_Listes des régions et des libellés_
:::
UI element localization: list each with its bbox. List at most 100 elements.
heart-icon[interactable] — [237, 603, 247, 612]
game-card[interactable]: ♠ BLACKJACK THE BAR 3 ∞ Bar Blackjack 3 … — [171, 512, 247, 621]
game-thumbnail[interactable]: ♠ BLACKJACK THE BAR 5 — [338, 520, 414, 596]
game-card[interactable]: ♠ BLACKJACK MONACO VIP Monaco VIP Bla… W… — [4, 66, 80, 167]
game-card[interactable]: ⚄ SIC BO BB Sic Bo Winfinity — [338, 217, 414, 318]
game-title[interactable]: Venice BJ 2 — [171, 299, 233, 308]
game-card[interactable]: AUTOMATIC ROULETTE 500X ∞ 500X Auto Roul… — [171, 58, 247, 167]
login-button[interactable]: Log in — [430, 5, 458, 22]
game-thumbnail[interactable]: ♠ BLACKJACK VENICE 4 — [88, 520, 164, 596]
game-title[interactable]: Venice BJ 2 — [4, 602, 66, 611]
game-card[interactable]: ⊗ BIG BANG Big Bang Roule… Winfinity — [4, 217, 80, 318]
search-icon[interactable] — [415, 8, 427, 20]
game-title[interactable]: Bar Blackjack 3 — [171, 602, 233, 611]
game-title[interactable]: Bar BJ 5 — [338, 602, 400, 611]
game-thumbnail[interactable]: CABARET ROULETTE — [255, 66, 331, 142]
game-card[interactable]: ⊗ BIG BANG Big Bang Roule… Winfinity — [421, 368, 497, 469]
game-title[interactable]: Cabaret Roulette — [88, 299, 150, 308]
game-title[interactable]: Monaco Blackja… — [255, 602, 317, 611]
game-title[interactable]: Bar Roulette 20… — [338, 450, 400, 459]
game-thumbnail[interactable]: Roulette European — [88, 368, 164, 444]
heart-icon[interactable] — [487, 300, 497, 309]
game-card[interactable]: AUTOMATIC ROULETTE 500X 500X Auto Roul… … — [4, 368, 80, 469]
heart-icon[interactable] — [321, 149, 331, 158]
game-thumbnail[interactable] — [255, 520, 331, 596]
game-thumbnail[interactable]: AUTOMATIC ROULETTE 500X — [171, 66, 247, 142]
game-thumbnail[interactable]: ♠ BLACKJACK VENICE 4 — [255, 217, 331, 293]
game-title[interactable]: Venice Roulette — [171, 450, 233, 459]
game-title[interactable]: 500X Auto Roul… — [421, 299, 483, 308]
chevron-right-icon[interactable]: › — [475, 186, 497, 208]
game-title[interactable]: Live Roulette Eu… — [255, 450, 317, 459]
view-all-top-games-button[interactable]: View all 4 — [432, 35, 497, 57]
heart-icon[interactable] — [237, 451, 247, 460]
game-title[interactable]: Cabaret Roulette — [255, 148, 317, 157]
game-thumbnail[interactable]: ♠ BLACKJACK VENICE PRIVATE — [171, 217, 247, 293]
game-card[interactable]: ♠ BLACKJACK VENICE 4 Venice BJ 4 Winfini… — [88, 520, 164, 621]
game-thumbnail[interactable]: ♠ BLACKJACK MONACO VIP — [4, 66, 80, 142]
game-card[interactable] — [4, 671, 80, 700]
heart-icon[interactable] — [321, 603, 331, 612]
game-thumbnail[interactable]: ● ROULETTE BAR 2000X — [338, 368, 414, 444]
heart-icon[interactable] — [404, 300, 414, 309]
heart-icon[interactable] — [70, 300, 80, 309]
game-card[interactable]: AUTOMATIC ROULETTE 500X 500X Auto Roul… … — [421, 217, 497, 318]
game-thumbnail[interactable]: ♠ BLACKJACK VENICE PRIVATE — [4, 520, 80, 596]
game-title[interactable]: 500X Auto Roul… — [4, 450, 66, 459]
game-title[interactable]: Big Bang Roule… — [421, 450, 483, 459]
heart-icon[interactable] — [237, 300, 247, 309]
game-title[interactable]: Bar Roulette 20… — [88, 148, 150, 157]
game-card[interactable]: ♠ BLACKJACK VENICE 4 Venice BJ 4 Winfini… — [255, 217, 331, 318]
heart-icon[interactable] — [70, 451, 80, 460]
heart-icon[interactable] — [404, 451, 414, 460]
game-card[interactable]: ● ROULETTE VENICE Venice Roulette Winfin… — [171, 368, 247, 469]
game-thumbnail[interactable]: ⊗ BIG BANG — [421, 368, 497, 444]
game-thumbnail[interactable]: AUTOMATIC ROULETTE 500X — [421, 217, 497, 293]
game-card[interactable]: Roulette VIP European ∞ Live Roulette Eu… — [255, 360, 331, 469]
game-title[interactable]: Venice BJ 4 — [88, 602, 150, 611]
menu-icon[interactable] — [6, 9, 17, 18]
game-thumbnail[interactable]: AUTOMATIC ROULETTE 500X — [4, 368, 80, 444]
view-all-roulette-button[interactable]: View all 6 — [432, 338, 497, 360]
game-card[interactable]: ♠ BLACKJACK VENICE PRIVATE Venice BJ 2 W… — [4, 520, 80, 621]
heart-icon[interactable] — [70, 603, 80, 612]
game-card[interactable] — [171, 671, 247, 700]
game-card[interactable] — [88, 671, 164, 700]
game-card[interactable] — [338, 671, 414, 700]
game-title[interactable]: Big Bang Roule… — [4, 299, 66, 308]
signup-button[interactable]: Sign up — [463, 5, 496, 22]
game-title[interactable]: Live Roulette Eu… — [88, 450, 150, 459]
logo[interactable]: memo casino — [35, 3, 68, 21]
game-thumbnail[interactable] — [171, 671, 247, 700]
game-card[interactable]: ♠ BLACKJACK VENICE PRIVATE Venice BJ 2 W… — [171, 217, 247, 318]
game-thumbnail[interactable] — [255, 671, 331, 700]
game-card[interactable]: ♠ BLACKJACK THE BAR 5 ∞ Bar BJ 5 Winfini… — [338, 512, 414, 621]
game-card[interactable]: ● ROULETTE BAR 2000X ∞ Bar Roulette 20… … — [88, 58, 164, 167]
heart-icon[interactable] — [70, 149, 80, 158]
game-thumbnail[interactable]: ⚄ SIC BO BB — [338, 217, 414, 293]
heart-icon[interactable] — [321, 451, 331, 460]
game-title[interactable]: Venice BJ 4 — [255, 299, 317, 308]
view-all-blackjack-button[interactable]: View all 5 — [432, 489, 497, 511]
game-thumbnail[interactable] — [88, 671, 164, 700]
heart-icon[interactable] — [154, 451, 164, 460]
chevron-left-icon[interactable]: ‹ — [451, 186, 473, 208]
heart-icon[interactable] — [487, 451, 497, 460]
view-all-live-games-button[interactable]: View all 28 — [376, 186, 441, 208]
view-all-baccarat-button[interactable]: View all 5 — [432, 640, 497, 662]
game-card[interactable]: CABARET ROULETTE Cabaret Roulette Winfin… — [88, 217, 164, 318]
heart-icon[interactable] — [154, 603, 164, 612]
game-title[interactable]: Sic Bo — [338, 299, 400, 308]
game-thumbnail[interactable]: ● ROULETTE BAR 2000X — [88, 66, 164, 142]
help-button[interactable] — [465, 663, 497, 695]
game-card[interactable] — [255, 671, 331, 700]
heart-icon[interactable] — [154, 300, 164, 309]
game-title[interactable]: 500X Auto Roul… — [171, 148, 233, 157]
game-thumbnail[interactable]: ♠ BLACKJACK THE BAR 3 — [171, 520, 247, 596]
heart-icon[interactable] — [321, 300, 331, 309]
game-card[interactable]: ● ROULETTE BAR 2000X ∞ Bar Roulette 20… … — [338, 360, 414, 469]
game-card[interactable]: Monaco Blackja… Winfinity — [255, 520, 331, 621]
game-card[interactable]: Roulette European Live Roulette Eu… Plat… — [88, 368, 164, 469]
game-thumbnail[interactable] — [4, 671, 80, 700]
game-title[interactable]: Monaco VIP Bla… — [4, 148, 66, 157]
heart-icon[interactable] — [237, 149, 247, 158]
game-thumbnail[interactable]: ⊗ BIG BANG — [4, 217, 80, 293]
:::
_Tâche_
Extrayez sans rien modifier les lignes des enregistrements, en commençant par la toute première et en vous arrêtant après celle qui contient « game-card[interactable]: ♠ BLACKJACK THE BAR 3 ».

_Réponse_
UI element localization: list each with its bbox. List at most 100 elements.
heart-icon[interactable] — [237, 603, 247, 612]
game-card[interactable]: ♠ BLACKJACK THE BAR 3 ∞ Bar Blackjack 3 … — [171, 512, 247, 621]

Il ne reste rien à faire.